» Exercise directions
Write out the whole listing word for word.

Begin Data records

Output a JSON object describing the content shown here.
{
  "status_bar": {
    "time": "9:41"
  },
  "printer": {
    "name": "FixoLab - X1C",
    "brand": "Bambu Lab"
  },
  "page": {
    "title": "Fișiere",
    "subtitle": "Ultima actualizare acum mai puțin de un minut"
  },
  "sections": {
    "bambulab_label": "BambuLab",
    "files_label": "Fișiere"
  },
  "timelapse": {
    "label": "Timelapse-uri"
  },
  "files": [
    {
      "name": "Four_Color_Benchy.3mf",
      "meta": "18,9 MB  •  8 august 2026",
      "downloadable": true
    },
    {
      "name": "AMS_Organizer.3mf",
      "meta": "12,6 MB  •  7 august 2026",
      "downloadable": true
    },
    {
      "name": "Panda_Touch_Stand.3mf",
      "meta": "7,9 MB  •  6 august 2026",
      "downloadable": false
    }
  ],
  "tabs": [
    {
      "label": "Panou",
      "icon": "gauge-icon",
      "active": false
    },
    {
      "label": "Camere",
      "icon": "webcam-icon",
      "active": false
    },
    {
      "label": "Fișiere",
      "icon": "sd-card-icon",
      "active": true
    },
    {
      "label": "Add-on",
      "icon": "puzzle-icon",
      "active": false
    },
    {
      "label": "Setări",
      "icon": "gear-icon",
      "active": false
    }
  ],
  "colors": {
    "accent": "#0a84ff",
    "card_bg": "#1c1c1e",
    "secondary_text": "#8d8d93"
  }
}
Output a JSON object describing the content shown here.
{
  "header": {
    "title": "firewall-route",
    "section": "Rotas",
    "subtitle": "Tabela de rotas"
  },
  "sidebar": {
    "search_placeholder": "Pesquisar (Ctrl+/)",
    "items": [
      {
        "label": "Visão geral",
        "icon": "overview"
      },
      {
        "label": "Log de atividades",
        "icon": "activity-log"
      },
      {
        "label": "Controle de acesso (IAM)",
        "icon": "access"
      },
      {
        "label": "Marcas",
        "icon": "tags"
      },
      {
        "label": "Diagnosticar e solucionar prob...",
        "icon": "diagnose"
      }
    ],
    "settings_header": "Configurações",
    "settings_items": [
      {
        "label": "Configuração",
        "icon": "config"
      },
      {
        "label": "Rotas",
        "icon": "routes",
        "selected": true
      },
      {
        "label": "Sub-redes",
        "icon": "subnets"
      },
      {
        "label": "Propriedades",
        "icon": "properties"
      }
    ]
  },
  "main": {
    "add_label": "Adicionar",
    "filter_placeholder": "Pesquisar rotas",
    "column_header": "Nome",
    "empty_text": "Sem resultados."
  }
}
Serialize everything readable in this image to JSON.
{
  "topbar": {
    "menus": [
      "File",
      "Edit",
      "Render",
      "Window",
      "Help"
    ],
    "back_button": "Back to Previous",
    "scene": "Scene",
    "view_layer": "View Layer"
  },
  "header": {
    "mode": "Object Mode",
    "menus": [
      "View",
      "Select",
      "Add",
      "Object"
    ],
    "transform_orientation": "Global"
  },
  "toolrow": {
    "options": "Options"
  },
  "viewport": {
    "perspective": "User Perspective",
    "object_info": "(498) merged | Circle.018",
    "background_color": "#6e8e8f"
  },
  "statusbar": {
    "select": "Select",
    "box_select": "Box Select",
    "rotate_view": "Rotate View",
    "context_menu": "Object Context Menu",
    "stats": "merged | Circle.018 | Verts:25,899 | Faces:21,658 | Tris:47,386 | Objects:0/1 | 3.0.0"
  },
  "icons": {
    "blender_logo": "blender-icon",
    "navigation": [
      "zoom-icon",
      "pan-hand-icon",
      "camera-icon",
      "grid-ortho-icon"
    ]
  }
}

End Data records

» Worked solution
Output a JSON object describing the content shown here.
{
  "status_bar": {
    "time": "9:41"
  },
  "printer": {
    "name": "FixoLab - X1C",
    "brand": "Bambu Lab"
  },
  "page": {
    "title": "Fișiere",
    "subtitle": "Ultima actualizare acum mai puțin de un minut"
  },
  "sections": {
    "bambulab_label": "BambuLab",
    "files_label": "Fișiere"
  },
  "timelapse": {
    "label": "Timelapse-uri"
  },
  "files": [
    {
      "name": "Four_Color_Benchy.3mf",
      "meta": "18,9 MB  •  8 august 2026",
      "downloadable": true
    },
    {
      "name": "AMS_Organizer.3mf",
      "meta": "12,6 MB  •  7 august 2026",
      "downloadable": true
    },
    {
      "name": "Panda_Touch_Stand.3mf",
      "meta": "7,9 MB  •  6 august 2026",
      "downloadable": false
    }
  ],
  "tabs": [
    {
      "label": "Panou",
      "icon": "gauge-icon",
      "active": false
    },
    {
      "label": "Camere",
      "icon": "webcam-icon",
      "active": false
    },
    {
      "label": "Fișiere",
      "icon": "sd-card-icon",
      "active": true
    },
    {
      "label": "Add-on",
      "icon": "puzzle-icon",
      "active": false
    },
    {
      "label": "Setări",
      "icon": "gear-icon",
      "active": false
    }
  ],
  "colors": {
    "accent": "#0a84ff",
    "card_bg": "#1c1c1e",
    "secondary_text": "#8d8d93"
  }
}
Output a JSON object describing the content shown here.
{
  "header": {
    "title": "firewall-route",
    "section": "Rotas",
    "subtitle": "Tabela de rotas"
  },
  "sidebar": {
    "search_placeholder": "Pesquisar (Ctrl+/)",
    "items": [
      {
        "label": "Visão geral",
        "icon": "overview"
      },
      {
        "label": "Log de atividades",
        "icon": "activity-log"
      },
      {
        "label": "Controle de acesso (IAM)",
        "icon": "access"
      },
      {
        "label": "Marcas",
        "icon": "tags"
      },
      {
        "label": "Diagnosticar e solucionar prob...",
        "icon": "diagnose"
      }
    ],
    "settings_header": "Configurações",
    "settings_items": [
      {
        "label": "Configuração",
        "icon": "config"
      },
      {
        "label": "Rotas",
        "icon": "routes",
        "selected": true
      },
      {
        "label": "Sub-redes",
        "icon": "subnets"
      },
      {
        "label": "Propriedades",
        "icon": "properties"
      }
    ]
  },
  "main": {
    "add_label": "Adicionar",
    "filter_placeholder": "Pesquisar rotas",
    "column_header": "Nome",
    "empty_text": "Sem resultados."
  }
}
Serialize everything readable in this image to JSON.
{
  "topbar": {
    "menus": [
      "File",
      "Edit",
      "Render",
      "Window",
      "Help"
    ],
    "back_button": "Back to Previous",
    "scene": "Scene",
    "view_layer": "View Layer"
  },
  "header": {
    "mode": "Object Mode",
    "menus": [
      "View",
      "Select",
      "Add",
      "Object"
    ],
    "transform_orientation": "Global"
  },
  "toolrow": {
    "options": "Options"
  },
  "viewport": {
    "perspective": "User Perspective",
    "object_info": "(498) merged | Circle.018",
    "background_color": "#6e8e8f"
  },
  "statusbar": {
    "select": "Select",
    "box_select": "Box Select",
    "rotate_view": "Rotate View",
    "context_menu": "Object Context Menu",
    "stats": "merged | Circle.018 | Verts:25,899 | Faces:21,658 | Tris:47,386 | Objects:0/1 | 3.0.0"
  },
  "icons": {
    "blender_logo": "blender-icon",
    "navigation": [
      "zoom-icon",
      "pan-hand-icon",
      "camera-icon",
      "grid-ortho-icon"
    ]
  }
}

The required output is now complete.